* Begin *

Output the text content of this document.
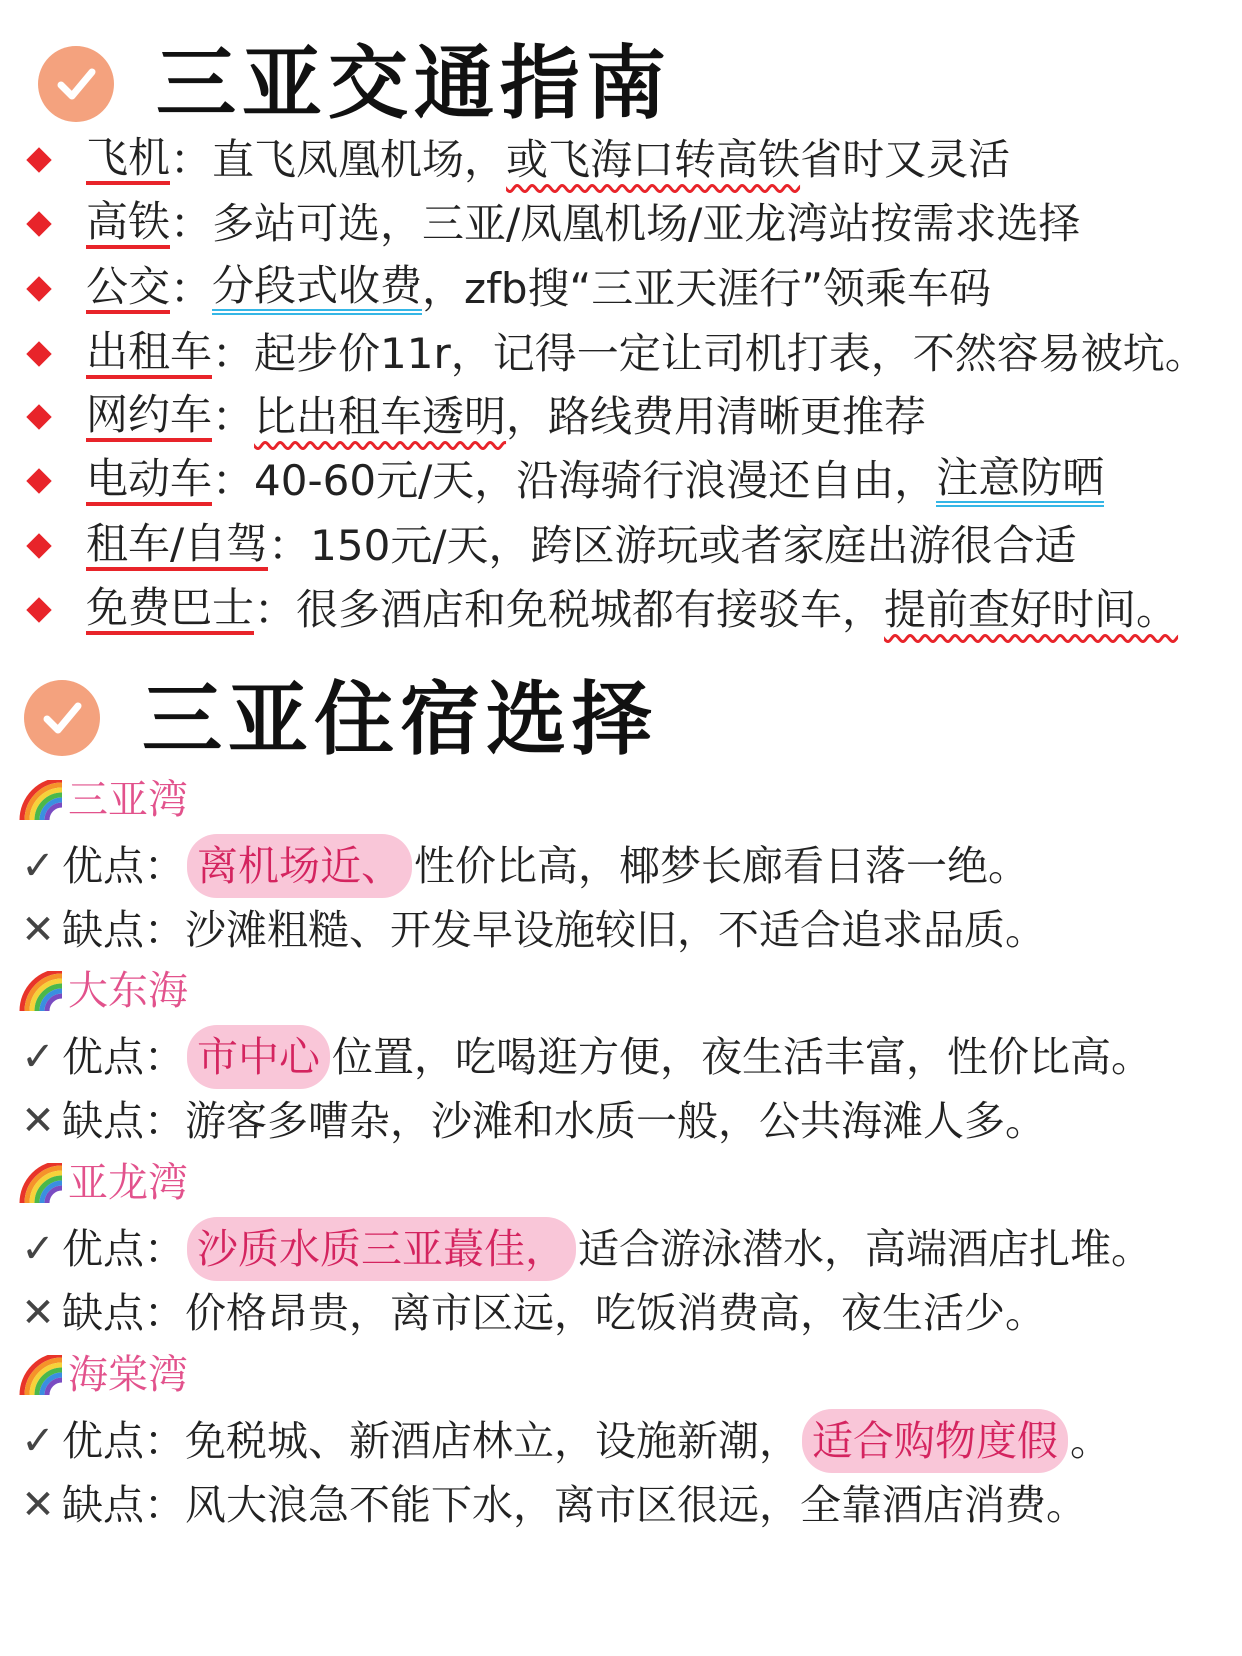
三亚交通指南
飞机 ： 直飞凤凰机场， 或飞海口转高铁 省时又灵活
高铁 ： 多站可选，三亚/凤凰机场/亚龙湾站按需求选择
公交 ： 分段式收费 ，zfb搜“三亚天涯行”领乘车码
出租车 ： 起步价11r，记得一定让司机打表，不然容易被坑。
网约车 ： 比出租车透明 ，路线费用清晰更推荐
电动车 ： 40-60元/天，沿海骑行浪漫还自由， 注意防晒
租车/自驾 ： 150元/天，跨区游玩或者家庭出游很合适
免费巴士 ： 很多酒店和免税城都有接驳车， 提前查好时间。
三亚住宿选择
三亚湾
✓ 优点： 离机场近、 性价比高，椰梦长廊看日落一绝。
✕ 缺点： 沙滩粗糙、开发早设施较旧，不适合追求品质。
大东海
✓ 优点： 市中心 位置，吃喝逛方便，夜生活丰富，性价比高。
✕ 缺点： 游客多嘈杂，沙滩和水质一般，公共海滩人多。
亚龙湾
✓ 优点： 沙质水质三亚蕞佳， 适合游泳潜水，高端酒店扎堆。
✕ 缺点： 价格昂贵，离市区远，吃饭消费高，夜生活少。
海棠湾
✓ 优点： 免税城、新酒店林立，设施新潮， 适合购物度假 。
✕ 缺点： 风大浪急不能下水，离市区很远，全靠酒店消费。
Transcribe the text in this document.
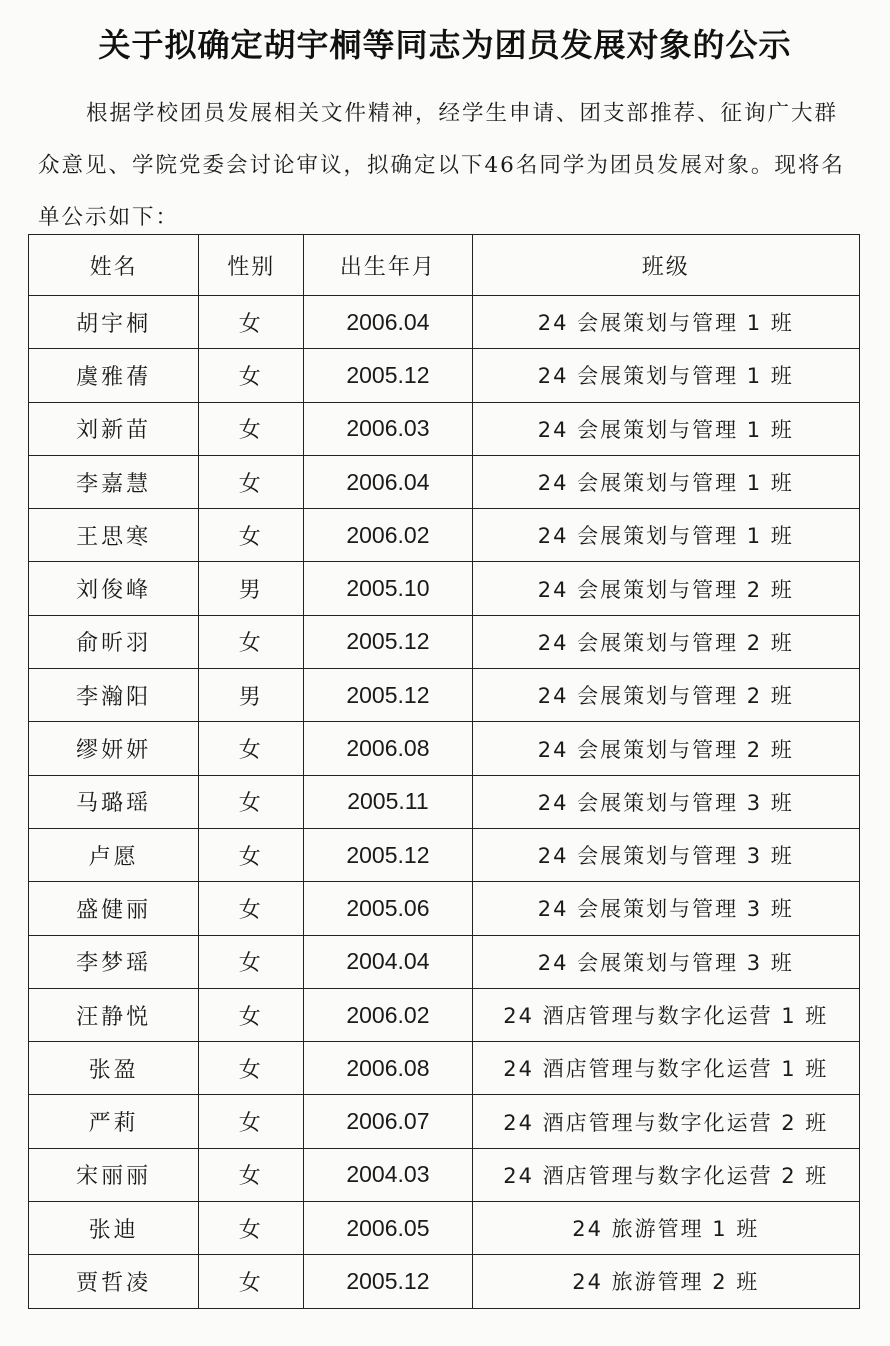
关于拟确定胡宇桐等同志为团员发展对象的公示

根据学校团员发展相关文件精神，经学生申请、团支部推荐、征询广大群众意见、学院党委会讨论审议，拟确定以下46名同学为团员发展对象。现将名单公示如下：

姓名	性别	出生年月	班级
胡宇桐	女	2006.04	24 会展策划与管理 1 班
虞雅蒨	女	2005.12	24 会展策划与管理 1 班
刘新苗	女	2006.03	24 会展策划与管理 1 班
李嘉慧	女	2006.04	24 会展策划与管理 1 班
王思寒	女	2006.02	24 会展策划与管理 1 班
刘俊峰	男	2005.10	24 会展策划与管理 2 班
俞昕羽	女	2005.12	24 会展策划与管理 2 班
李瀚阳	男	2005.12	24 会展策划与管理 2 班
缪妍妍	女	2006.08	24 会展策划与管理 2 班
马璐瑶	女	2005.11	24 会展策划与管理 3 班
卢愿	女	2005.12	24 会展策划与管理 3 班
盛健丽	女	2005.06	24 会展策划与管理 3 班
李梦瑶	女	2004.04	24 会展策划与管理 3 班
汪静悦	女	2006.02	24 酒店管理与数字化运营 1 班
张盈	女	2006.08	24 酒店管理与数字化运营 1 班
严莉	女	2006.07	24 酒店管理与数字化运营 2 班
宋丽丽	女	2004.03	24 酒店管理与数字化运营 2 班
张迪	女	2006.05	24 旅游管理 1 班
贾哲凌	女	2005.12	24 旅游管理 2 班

* End *
* Begin *

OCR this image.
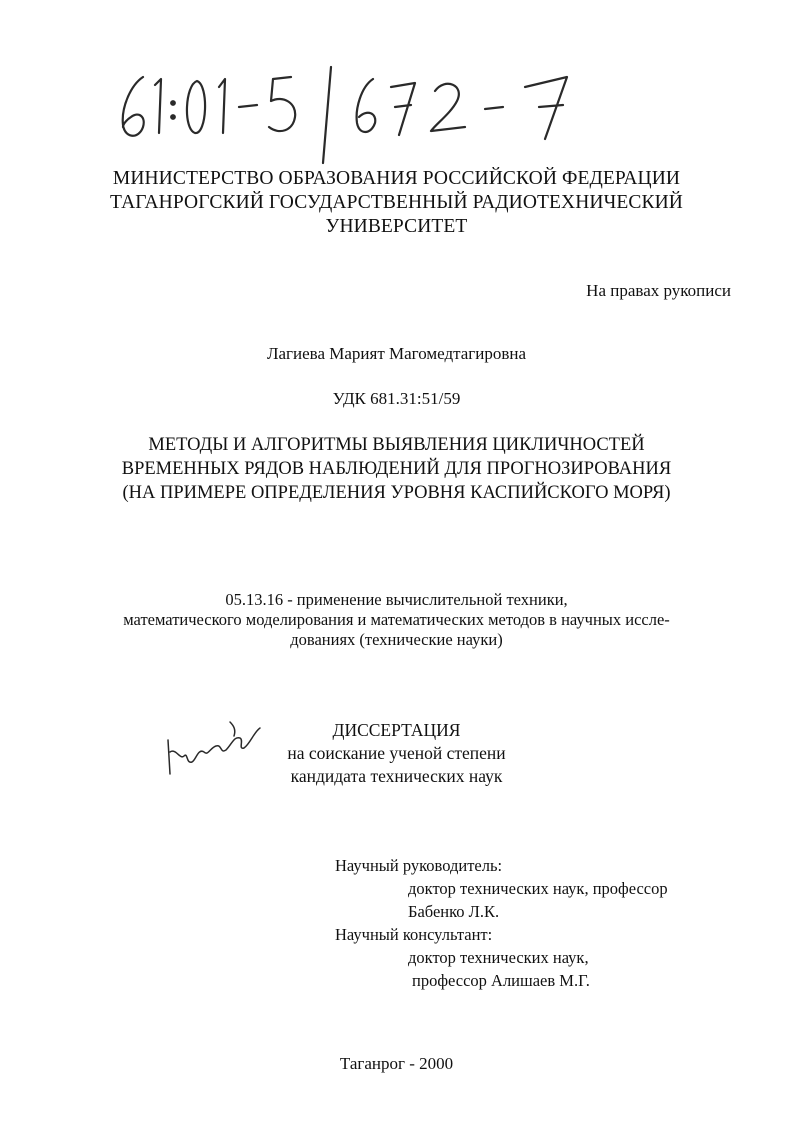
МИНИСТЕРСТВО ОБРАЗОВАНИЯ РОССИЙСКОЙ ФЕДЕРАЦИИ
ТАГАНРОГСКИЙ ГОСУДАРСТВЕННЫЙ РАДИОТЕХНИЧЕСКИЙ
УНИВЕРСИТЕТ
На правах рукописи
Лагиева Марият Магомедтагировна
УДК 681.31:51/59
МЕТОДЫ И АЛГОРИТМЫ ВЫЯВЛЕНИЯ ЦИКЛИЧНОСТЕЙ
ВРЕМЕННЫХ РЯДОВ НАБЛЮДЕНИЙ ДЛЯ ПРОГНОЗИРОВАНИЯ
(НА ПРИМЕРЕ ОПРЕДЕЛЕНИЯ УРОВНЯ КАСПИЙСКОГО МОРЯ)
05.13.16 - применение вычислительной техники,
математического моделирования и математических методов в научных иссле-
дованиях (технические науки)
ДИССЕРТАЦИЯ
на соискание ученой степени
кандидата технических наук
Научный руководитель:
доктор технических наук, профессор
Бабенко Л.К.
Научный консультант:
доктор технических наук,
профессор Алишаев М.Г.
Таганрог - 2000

* End *

# [PROBLEM REQUIREMENTS]
Which lines hold the string "酒店管理与数字化运营"? Copy all of them from the data above.

# [EXERCISE RESULT]
汪静悦	女	2006.02	24 酒店管理与数字化运营 1 班
张盈	女	2006.08	24 酒店管理与数字化运营 1 班
严莉	女	2006.07	24 酒店管理与数字化运营 2 班
宋丽丽	女	2004.03	24 酒店管理与数字化运营 2 班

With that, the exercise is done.